Exercise:
Answer these from the Amazon Buy With Prime transcript below, one line each:
(a) Which three Amazon services does Buy With Prime bundle together?
(b) How many subscribers does Amazon have?
(c) Which Shopify feature would Buy With Prime replace?

— start Document text —

What Amazon Buy With Prime is, it’s essentially an option for websites outside of Amazon to install the familiar Amazon Prime button on the product page, in their shopping cart and checkout. So the user, instead of checking out through your native platform’s shopping cart and checkout, you can check out by logging into your Amazon Prime account, as you would on your Amazon.com website.
And as a result of that, you will get all the benefits of Amazon Prime, which is one or two-day free shipping, free returns, and also there’s no minimum and so on. So you log in, and you check out using Amazon, and then Amazon will ship the item to you from its FBA, Fulfillment by Amazon Warehouse, and you’ll get it in one or two days.
So great service for the consumer, but of course, not so great for the sellers, which I can talk about further.
Guillaume:
Yes, exactly. From an entrepreneurship and business point of view, it’s like, oh, big red flags here showing up. So, okay, what do you see as a red flag for merchants here?
Manish:
Right. So for the merchants, for the sellers, I call Amazon Buy With Prime a Trojan Horse. It’s essentially, what Amazon did with its AWS, the web services or the hosting division, they started using the web hosting for themselves. And then they converted that into a mass service that we all, many of us use, Amazon’s Web Hosting Services.
So this is Amazon’s attempt to basically get into the 3PL, the order fulfillment world. They built the Amazon FBA for themselves, for products that are sold on Amazon, and now they’re opening this up to the larger internet. So if you are selling on your own website, how can Amazon participate and get a share of that wallet from your website, because they have 150 million subscribers? But essentially, what Buy With Prime is doing is essentially encapsulating three different Amazon services into one, which is Amazon Advertising, Amazon FBA, Fulfillment by Amazon, and Amazon Payment.
So essentially, when the user checks out using the Buy With Prime, it completely circumvents the entire checkout process from the platform, and it basically puts payment processing with Amazon. And then, of course, Amazon collects all the rich data about the customer. What are you buying? When are you buying? And also, Amazon gets to charge the sellers for order fulfillment.
And so, this is a very, very attractive service for the consumer. But of course, for the seller, it creates a lot of challenges. And I can continue to elaborate, but basically, it’s a Trojan Horse and there are lots of disadvantages for the sellers, and there are some advantages as well, to be fair.
Guillaume:
Yeah. I like your term, Trojan Horse, and it is a powerful move from Amazon. You can see, for example, Shopify CEO, that will slip up about this at first and say, “Yeah, yeah, we’ll do it.” And then they will backtrack on this, and say, “No way,” because it would replace Shop Pay, which is one of the competitive advantage of Shopify.
So, it is a big deal for a merchant to have your whole checkout experience totally replaced by Amazon. So yes, on the positive side, if you don’t have a strong distribution system already in place, having Amazon FBA, Fulfilled by Amazon, can be a strong benefit. But also, there’s a cost to this, and the cost is not always the best.
I know some merchants that say, “If I sell myself and I fulfill myself, I make money. If I use FBA, well, it’s not worth the trouble anymore. I don’t make much money anymore.” You know? So there’s that aspect, about the extra 15%, it can make a difference. For the merchant, cost will not be zero to fulfill themself, obviously. But that 15% sometimes is too much for merchant, that it doesn’t make it worth it for them to run the business if all the sales will come into that channel, with FBA.

— end Document text —
— start Dataset extract —

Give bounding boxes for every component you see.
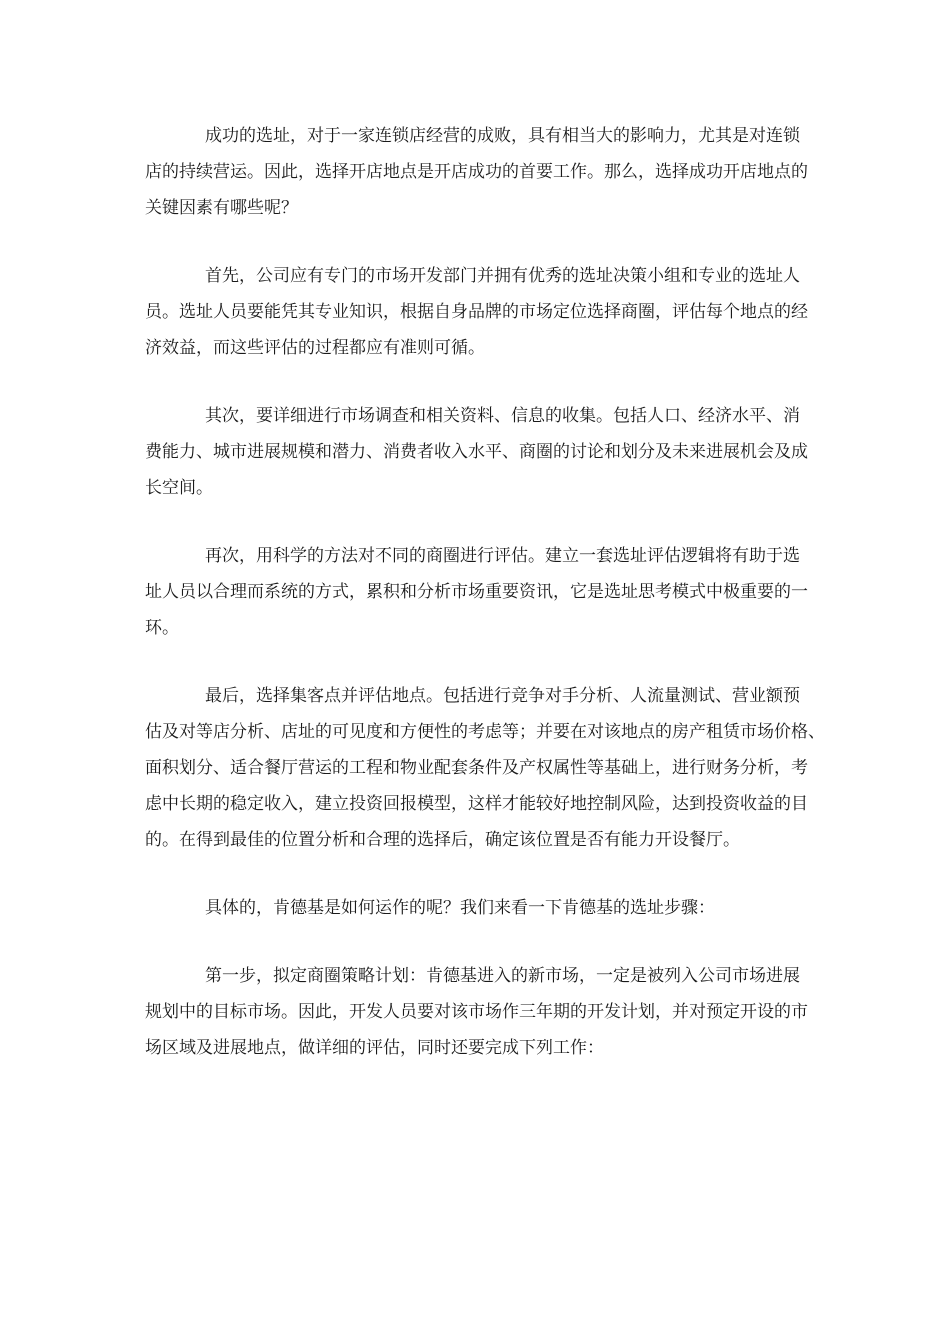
paragraph-line: 面积划分、适合餐厅营运的工程和物业配套条件及产权属性等基础上，进行财务分析，考 [145,758,808,778]
paragraph-line: 再次，用科学的方法对不同的商圈进行评估。建立一套选址评估逻辑将有助于选 [205,546,800,566]
document-body [145,118,825,1098]
paragraph-line: 关键因素有哪些呢？ [145,198,298,218]
paragraph-first [145,258,808,366]
paragraph-line: 最后，选择集客点并评估地点。包括进行竞争对手分析、人流量测试、营业额预 [205,686,800,706]
paragraph-line: 长空间。 [145,478,213,498]
paragraph-line: 费能力、城市进展规模和潜力、消费者收入水平、商圈的讨论和划分及未来进展机会及成 [145,442,808,462]
paragraph-second [145,398,808,506]
paragraph-finally [145,678,825,858]
paragraph-line: 规划中的目标市场。因此，开发人员要对该市场作三年期的开发计划，并对预定开设的市 [145,1002,808,1022]
paragraph-line: 虑中长期的稳定收入，建立投资回报模型，这样才能较好地控制风险，达到投资收益的目 [145,794,808,814]
paragraph-line: 址人员以合理而系统的方式，累积和分析市场重要资讯，它是选址思考模式中极重要的一 [145,582,808,602]
paragraph-line: 具体的，肯德基是如何运作的呢？我们来看一下肯德基的选址步骤： [205,898,715,918]
paragraph-third [145,538,808,646]
paragraph-line: 估及对等店分析、店址的可见度和方便性的考虑等；并要在对该地点的房产租赁市场价格、 [145,722,825,742]
paragraph-line: 其次，要详细进行市场调查和相关资料、信息的收集。包括人口、经济水平、消 [205,406,800,426]
paragraph-line: 店的持续营运。因此，选择开店地点是开店成功的首要工作。那么，选择成功开店地点的 [145,162,808,182]
paragraph-line: 第一步，拟定商圈策略计划：肯德基进入的新市场，一定是被列入公司市场进展 [205,966,800,986]
paragraph-success-location [145,118,808,226]
paragraph-kfc-intro [145,890,805,926]
paragraph-line: 成功的选址，对于一家连锁店经营的成败，具有相当大的影响力，尤其是对连锁 [205,126,800,146]
paragraph-line: 员。选址人员要能凭其专业知识，根据自身品牌的市场定位选择商圈，评估每个地点的经 [145,302,808,322]
paragraph-line: 环。 [145,618,179,638]
paragraph-line: 场区域及进展地点，做详细的评估，同时还要完成下列工作： [145,1038,604,1058]
paragraph-line: 济效益，而这些评估的过程都应有准则可循。 [145,338,485,358]
paragraph-line: 的。在得到最佳的位置分析和合理的选择后，确定该位置是否有能力开设餐厅。 [145,830,740,850]
paragraph-step-one [145,958,808,1066]
paragraph-line: 首先，公司应有专门的市场开发部门并拥有优秀的选址决策小组和专业的选址人 [205,266,800,286]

— end Dataset extract —

Answer to the exercise:
(a) Amazon Advertising, Amazon FBA (Fulfillment by Amazon), and Amazon Payment
(b) 150 million
(c) Shop Pay